### YOUR OBJECTIVE
What is the number of lines in these entries that include "nicht"? Write that number and no other text.

Saved entries:
=-=-=
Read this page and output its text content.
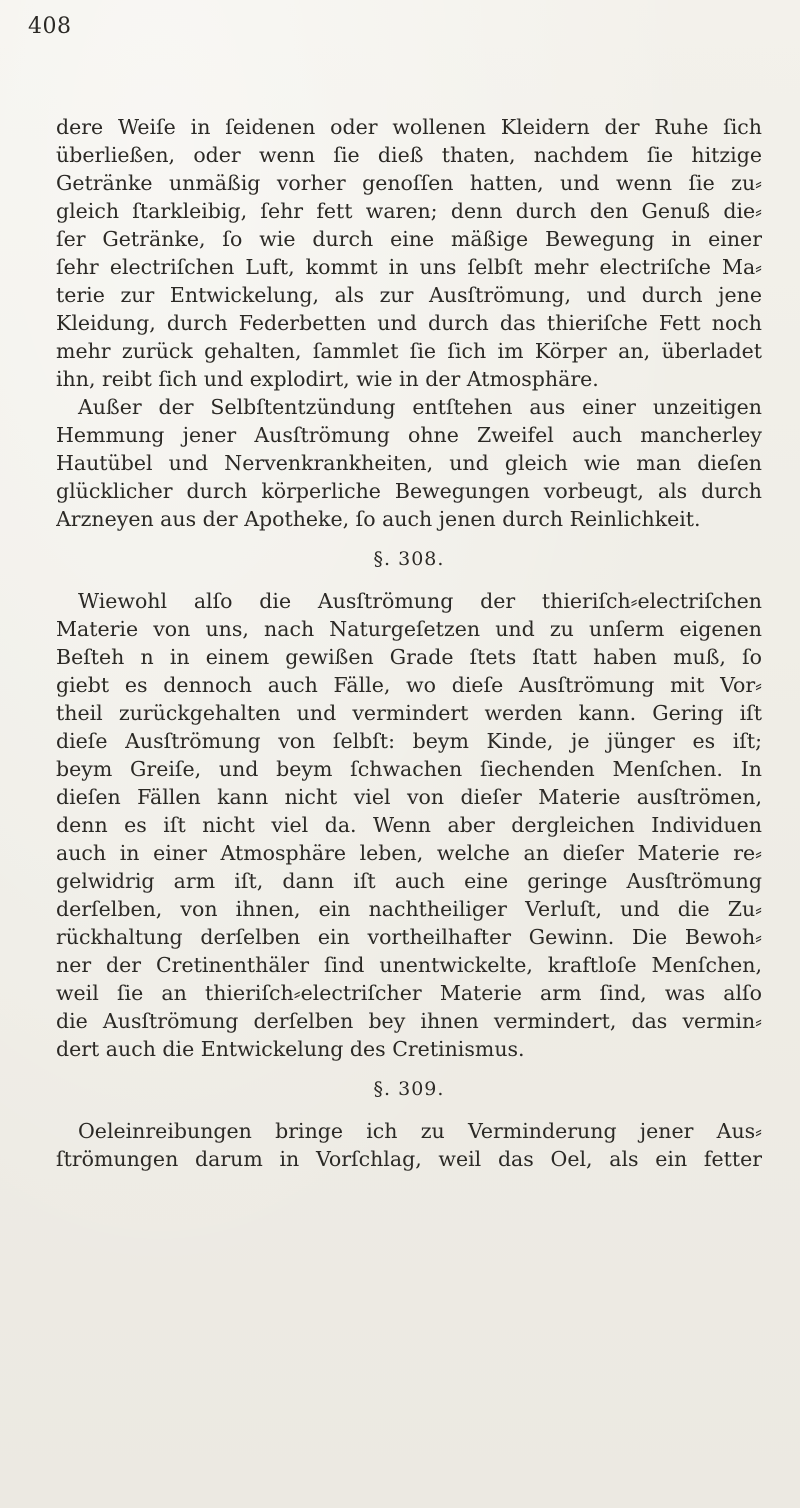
408
dere Weiſe in ſeidenen oder wollenen Kleidern der Ruhe ſich
überließen, oder wenn ſie dieß thaten, nachdem ſie hitzige
Getränke unmäßig vorher genoſſen hatten, und wenn ſie zu⸗
gleich ſtarkleibig, ſehr fett waren; denn durch den Genuß die⸗
ſer Getränke, ſo wie durch eine mäßige Bewegung in einer
ſehr electriſchen Luft, kommt in uns ſelbſt mehr electriſche Ma⸗
terie zur Entwickelung, als zur Ausſtrömung, und durch jene
Kleidung, durch Federbetten und durch das thieriſche Fett noch
mehr zurück gehalten, ſammlet ſie ſich im Körper an, überladet
ihn, reibt ſich und explodirt, wie in der Atmosphäre.
Außer der Selbſtentzündung entſtehen aus einer unzeitigen
Hemmung jener Ausſtrömung ohne Zweifel auch mancherley
Hautübel und Nervenkrankheiten, und gleich wie man dieſen
glücklicher durch körperliche Bewegungen vorbeugt, als durch
Arzneyen aus der Apotheke, ſo auch jenen durch Reinlichkeit.
§. 308.
Wiewohl alſo die Ausſtrömung der thieriſch⸗electriſchen
Materie von uns, nach Naturgeſetzen und zu unſerm eigenen
Beſteh n in einem gewißen Grade ſtets ſtatt haben muß, ſo
giebt es dennoch auch Fälle, wo dieſe Ausſtrömung mit Vor⸗
theil zurückgehalten und vermindert werden kann. Gering iſt
dieſe Ausſtrömung von ſelbſt: beym Kinde, je jünger es iſt;
beym Greiſe, und beym ſchwachen ſiechenden Menſchen. In
dieſen Fällen kann nicht viel von dieſer Materie ausſtrömen,
denn es iſt nicht viel da. Wenn aber dergleichen Individuen
auch in einer Atmosphäre leben, welche an dieſer Materie re⸗
gelwidrig arm iſt, dann iſt auch eine geringe Ausſtrömung
derſelben, von ihnen, ein nachtheiliger Verluſt, und die Zu⸗
rückhaltung derſelben ein vortheilhafter Gewinn. Die Bewoh⸗
ner der Cretinenthäler ſind unentwickelte, kraftloſe Menſchen,
weil ſie an thieriſch⸗electriſcher Materie arm ſind, was alſo
die Ausſtrömung derſelben bey ihnen vermindert, das vermin⸗
dert auch die Entwickelung des Cretinismus.
§. 309.
Oeleinreibungen bringe ich zu Verminderung jener Aus⸗
ſtrömungen darum in Vorſchlag, weil das Oel, als ein fetter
=-=-=
### TASK OUTPUT
2